**Requirements**
Rewrite the items below, changing each "La-hexa" to "La hexa" and keeping everything else the same.

**Material for this task**
★ ★ ★

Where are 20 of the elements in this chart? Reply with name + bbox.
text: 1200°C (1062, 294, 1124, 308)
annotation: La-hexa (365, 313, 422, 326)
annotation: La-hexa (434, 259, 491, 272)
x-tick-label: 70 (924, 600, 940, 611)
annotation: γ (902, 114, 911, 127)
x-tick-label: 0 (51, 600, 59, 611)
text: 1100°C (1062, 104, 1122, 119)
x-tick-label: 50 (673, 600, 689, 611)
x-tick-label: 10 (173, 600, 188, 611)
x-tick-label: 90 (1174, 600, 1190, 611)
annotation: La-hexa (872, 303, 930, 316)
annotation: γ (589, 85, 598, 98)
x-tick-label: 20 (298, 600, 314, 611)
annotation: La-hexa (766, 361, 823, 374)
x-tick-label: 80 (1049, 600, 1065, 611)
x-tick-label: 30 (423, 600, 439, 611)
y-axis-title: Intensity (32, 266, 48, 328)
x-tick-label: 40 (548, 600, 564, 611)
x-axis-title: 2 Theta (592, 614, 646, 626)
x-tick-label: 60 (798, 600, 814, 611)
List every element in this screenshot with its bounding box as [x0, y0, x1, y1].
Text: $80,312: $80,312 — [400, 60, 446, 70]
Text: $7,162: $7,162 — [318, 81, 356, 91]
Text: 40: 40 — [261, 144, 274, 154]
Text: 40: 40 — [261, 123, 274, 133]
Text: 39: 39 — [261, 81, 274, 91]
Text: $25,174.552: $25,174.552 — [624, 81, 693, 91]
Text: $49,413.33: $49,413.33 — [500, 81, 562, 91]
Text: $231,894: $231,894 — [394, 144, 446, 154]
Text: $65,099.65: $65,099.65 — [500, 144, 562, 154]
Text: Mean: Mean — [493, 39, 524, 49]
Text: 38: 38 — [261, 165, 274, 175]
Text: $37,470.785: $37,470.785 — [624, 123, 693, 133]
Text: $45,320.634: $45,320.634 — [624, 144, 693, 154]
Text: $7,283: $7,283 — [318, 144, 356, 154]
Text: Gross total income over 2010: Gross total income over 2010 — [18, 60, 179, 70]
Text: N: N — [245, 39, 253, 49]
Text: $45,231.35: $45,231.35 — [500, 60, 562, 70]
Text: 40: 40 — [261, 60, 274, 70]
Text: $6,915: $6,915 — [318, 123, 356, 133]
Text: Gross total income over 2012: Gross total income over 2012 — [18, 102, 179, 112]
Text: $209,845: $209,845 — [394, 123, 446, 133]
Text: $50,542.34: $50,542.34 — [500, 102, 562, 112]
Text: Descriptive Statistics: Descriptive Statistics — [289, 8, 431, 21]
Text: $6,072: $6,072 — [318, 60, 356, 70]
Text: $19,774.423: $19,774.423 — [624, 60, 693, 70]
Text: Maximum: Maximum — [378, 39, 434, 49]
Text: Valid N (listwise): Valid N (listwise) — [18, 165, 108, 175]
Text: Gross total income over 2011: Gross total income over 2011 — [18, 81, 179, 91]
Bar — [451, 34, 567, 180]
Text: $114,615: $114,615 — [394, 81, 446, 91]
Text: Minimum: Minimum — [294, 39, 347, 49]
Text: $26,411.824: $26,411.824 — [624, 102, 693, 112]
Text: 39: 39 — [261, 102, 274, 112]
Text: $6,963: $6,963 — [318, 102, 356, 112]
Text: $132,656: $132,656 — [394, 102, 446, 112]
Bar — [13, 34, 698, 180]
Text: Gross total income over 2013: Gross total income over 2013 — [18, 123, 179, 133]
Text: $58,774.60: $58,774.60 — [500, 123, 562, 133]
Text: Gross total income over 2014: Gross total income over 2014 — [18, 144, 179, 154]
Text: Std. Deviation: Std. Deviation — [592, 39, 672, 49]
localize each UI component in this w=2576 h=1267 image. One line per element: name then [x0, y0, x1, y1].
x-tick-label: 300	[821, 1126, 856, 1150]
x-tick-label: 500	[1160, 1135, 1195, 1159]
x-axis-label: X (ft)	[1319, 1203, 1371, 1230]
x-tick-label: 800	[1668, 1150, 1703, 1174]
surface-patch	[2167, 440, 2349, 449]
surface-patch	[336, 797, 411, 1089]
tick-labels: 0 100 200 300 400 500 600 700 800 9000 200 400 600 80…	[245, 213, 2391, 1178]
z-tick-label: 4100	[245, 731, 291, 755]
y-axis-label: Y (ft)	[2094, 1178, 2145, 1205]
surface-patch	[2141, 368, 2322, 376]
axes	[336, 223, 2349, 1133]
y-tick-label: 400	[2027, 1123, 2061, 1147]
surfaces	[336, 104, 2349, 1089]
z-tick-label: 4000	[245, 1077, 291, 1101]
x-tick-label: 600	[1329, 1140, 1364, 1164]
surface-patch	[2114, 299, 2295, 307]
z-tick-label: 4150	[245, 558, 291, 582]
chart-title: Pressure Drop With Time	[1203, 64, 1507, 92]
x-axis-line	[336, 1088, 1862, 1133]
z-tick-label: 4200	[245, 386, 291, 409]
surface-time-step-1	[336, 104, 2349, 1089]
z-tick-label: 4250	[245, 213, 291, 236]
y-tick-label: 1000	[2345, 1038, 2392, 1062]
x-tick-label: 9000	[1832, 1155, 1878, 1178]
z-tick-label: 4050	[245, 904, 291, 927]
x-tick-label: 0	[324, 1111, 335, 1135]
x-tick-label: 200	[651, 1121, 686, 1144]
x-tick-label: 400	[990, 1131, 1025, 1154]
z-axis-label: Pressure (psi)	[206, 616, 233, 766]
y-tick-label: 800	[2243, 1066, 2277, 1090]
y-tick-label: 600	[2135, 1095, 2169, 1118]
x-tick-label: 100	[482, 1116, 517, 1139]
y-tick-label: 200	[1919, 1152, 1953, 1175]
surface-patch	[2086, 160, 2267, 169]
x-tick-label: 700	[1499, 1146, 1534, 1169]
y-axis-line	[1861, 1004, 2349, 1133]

★ ★ ★

**Solution to this problem**
Where are 20 of the elements in this chart? Reply with name + bbox.
text: 1200°C (1062, 294, 1124, 308)
annotation: La hexa (365, 313, 422, 326)
annotation: La hexa (434, 259, 491, 272)
x-tick-label: 70 (924, 600, 940, 611)
annotation: γ (902, 114, 911, 127)
x-tick-label: 0 (51, 600, 59, 611)
text: 1100°C (1062, 104, 1122, 119)
x-tick-label: 50 (673, 600, 689, 611)
x-tick-label: 10 (173, 600, 188, 611)
x-tick-label: 90 (1174, 600, 1190, 611)
annotation: La hexa (872, 303, 930, 316)
annotation: γ (589, 85, 598, 98)
x-tick-label: 20 (298, 600, 314, 611)
annotation: La hexa (766, 361, 823, 374)
x-tick-label: 80 (1049, 600, 1065, 611)
x-tick-label: 30 (423, 600, 439, 611)
y-axis-title: Intensity (32, 266, 48, 328)
x-tick-label: 40 (548, 600, 564, 611)
x-axis-title: 2 Theta (592, 614, 646, 626)
x-tick-label: 60 (798, 600, 814, 611)
List every element in this screenshot with its bounding box as [x0, y0, x1, y1].
Text: $80,312: $80,312 — [400, 60, 446, 70]
Text: $7,162: $7,162 — [318, 81, 356, 91]
Text: 40: 40 — [261, 144, 274, 154]
Text: 40: 40 — [261, 123, 274, 133]
Text: 39: 39 — [261, 81, 274, 91]
Text: $25,174.552: $25,174.552 — [624, 81, 693, 91]
Text: $49,413.33: $49,413.33 — [500, 81, 562, 91]
Text: $231,894: $231,894 — [394, 144, 446, 154]
Text: $65,099.65: $65,099.65 — [500, 144, 562, 154]
Text: Mean: Mean — [493, 39, 524, 49]
Text: 38: 38 — [261, 165, 274, 175]
Text: $37,470.785: $37,470.785 — [624, 123, 693, 133]
Text: $45,320.634: $45,320.634 — [624, 144, 693, 154]
Text: $7,283: $7,283 — [318, 144, 356, 154]
Text: Gross total income over 2010: Gross total income over 2010 — [18, 60, 179, 70]
Text: N: N — [245, 39, 253, 49]
Text: $45,231.35: $45,231.35 — [500, 60, 562, 70]
Text: 40: 40 — [261, 60, 274, 70]
Text: $6,915: $6,915 — [318, 123, 356, 133]
Text: Gross total income over 2012: Gross total income over 2012 — [18, 102, 179, 112]
Text: $209,845: $209,845 — [394, 123, 446, 133]
Text: $50,542.34: $50,542.34 — [500, 102, 562, 112]
Text: Descriptive Statistics: Descriptive Statistics — [289, 8, 431, 21]
Text: $6,072: $6,072 — [318, 60, 356, 70]
Text: $19,774.423: $19,774.423 — [624, 60, 693, 70]
Text: Maximum: Maximum — [378, 39, 434, 49]
Text: Valid N (listwise): Valid N (listwise) — [18, 165, 108, 175]
Text: Gross total income over 2011: Gross total income over 2011 — [18, 81, 179, 91]
Bar — [451, 34, 567, 180]
Text: $114,615: $114,615 — [394, 81, 446, 91]
Text: Minimum: Minimum — [294, 39, 347, 49]
Text: $26,411.824: $26,411.824 — [624, 102, 693, 112]
Text: 39: 39 — [261, 102, 274, 112]
Text: $6,963: $6,963 — [318, 102, 356, 112]
Text: $132,656: $132,656 — [394, 102, 446, 112]
Bar — [13, 34, 698, 180]
Text: Gross total income over 2013: Gross total income over 2013 — [18, 123, 179, 133]
Text: $58,774.60: $58,774.60 — [500, 123, 562, 133]
Text: Gross total income over 2014: Gross total income over 2014 — [18, 144, 179, 154]
Text: Std. Deviation: Std. Deviation — [592, 39, 672, 49]
localize each UI component in this w=2576 h=1267 image. One line per element: name then [x0, y0, x1, y1].
x-tick-label: 300	[821, 1126, 856, 1150]
x-tick-label: 500	[1160, 1135, 1195, 1159]
x-axis-label: X (ft)	[1319, 1203, 1371, 1230]
x-tick-label: 800	[1668, 1150, 1703, 1174]
surface-patch	[2167, 440, 2349, 449]
surface-patch	[336, 797, 411, 1089]
tick-labels: 0 100 200 300 400 500 600 700 800 9000 200 400 600 80…	[245, 213, 2391, 1178]
z-tick-label: 4100	[245, 731, 291, 755]
y-axis-label: Y (ft)	[2094, 1178, 2145, 1205]
surface-patch	[2141, 368, 2322, 376]
axes	[336, 223, 2349, 1133]
y-tick-label: 400	[2027, 1123, 2061, 1147]
surfaces	[336, 104, 2349, 1089]
z-tick-label: 4000	[245, 1077, 291, 1101]
x-tick-label: 600	[1329, 1140, 1364, 1164]
surface-patch	[2114, 299, 2295, 307]
z-tick-label: 4150	[245, 558, 291, 582]
chart-title: Pressure Drop With Time	[1203, 64, 1507, 92]
x-axis-line	[336, 1088, 1862, 1133]
z-tick-label: 4200	[245, 386, 291, 409]
surface-time-step-1	[336, 104, 2349, 1089]
z-tick-label: 4250	[245, 213, 291, 236]
y-tick-label: 1000	[2345, 1038, 2392, 1062]
x-tick-label: 9000	[1832, 1155, 1878, 1178]
z-tick-label: 4050	[245, 904, 291, 927]
x-tick-label: 0	[324, 1111, 335, 1135]
x-tick-label: 200	[651, 1121, 686, 1144]
x-tick-label: 400	[990, 1131, 1025, 1154]
z-axis-label: Pressure (psi)	[206, 616, 233, 766]
y-tick-label: 800	[2243, 1066, 2277, 1090]
y-tick-label: 600	[2135, 1095, 2169, 1118]
x-tick-label: 100	[482, 1116, 517, 1139]
y-tick-label: 200	[1919, 1152, 1953, 1175]
surface-patch	[2086, 160, 2267, 169]
x-tick-label: 700	[1499, 1146, 1534, 1169]
y-axis-line	[1861, 1004, 2349, 1133]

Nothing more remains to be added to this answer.